### [Exercise aim]
Count the lines below that contain the string "spacer", treating uppercase and lowercase as different, and give only the number.

### [Extracted records]
○ ○ ○
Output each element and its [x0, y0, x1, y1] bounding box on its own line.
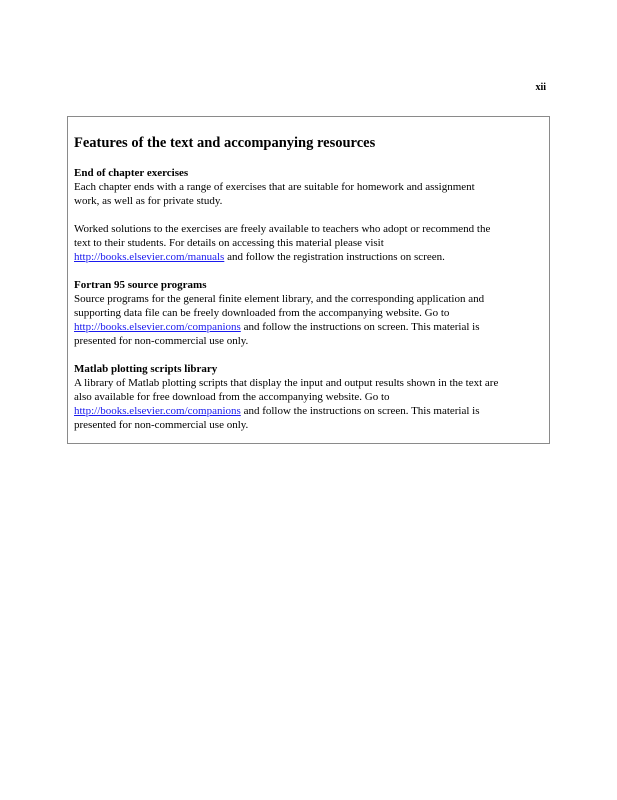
link-trailing-text: and follow the instructions on screen. This material is [240, 321, 480, 333]
text-line: also available for free download from the accompanying website. Go to [74, 391, 390, 403]
paragraph [74, 292, 543, 348]
features-box [67, 116, 550, 444]
section-heading: End of chapter exercises [74, 167, 189, 179]
section-heading: Fortran 95 source programs [74, 279, 207, 291]
section-fortran-95-source-programs [74, 278, 543, 348]
text-line: supporting data file can be freely downloaded from the accompanying website. Go to [74, 307, 450, 319]
text-line: Source programs for the general finite element library, and the corresponding application and [74, 293, 485, 305]
text-line-with-link [74, 320, 543, 334]
text-line: presented for non-commercial use only. [74, 335, 249, 347]
text-line-with-link [74, 250, 543, 264]
text-line: Worked solutions to the exercises are freely available to teachers who adopt or recommend the [74, 223, 491, 235]
text-line: text to their students. For details on accessing this material please visit [74, 237, 384, 249]
paragraph [74, 222, 543, 264]
manuals-link[interactable]: http://books.elsevier.com/manuals [74, 251, 225, 263]
text-line: presented for non-commercial use only. [74, 419, 249, 431]
companions-link[interactable]: http://books.elsevier.com/companions [74, 321, 241, 333]
text-line: A library of Matlab plotting scripts that display the input and output results shown in the text are [74, 377, 499, 389]
page-number: xii [535, 82, 546, 93]
section-end-of-chapter-exercises [74, 166, 543, 264]
paragraph [74, 180, 543, 208]
text-line: work, as well as for private study. [74, 195, 223, 207]
link-trailing-text: and follow the registration instructions on screen. [224, 251, 445, 263]
text-line: Each chapter ends with a range of exercises that are suitable for homework and assignment [74, 181, 475, 193]
box-title: Features of the text and accompanying resources [74, 135, 376, 151]
paragraph [74, 376, 543, 432]
section-heading: Matlab plotting scripts library [74, 363, 218, 375]
text-line-with-link [74, 404, 543, 418]
spacer [74, 264, 543, 278]
spacer [74, 348, 543, 362]
section-matlab-plotting-scripts-library [74, 362, 543, 432]
spacer [74, 208, 543, 222]
companions-link[interactable]: http://books.elsevier.com/companions [74, 405, 241, 417]
link-trailing-text: and follow the instructions on screen. This material is [240, 405, 480, 417]
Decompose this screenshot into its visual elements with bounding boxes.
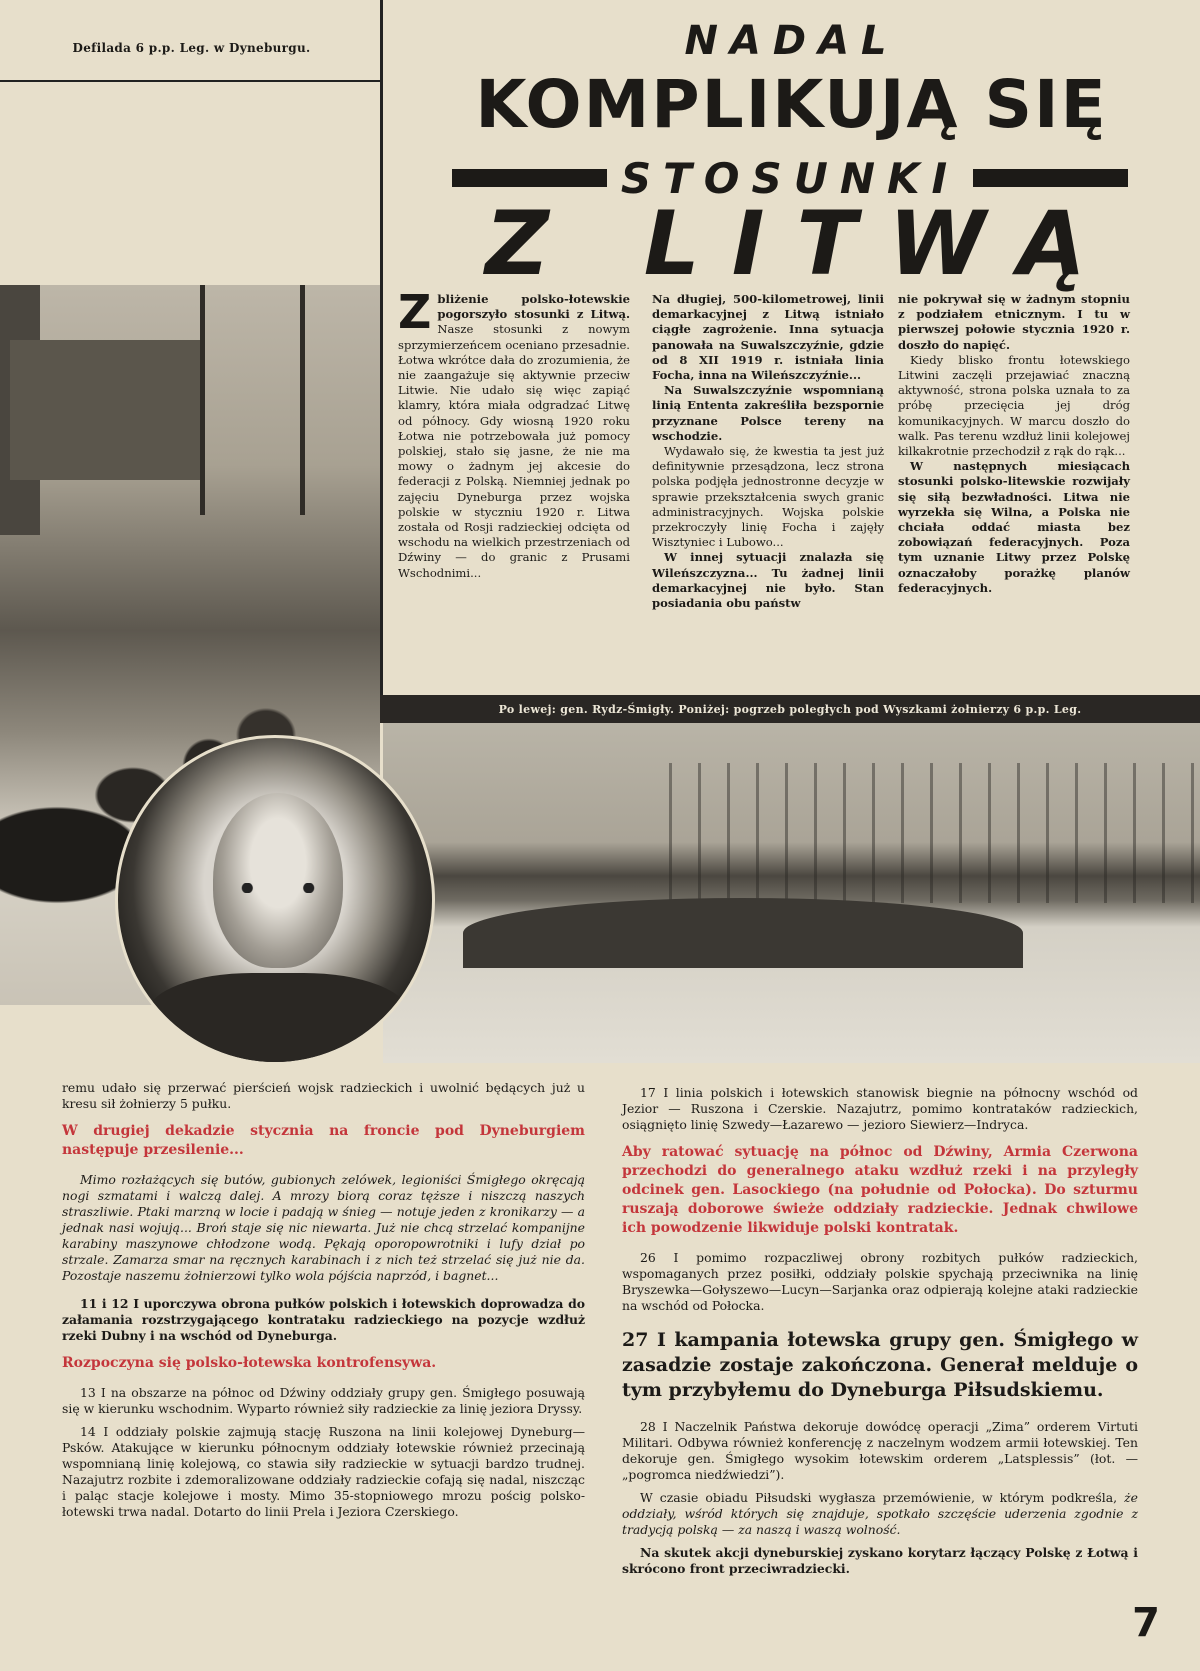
○ ○ ○
### [Output for this task]
3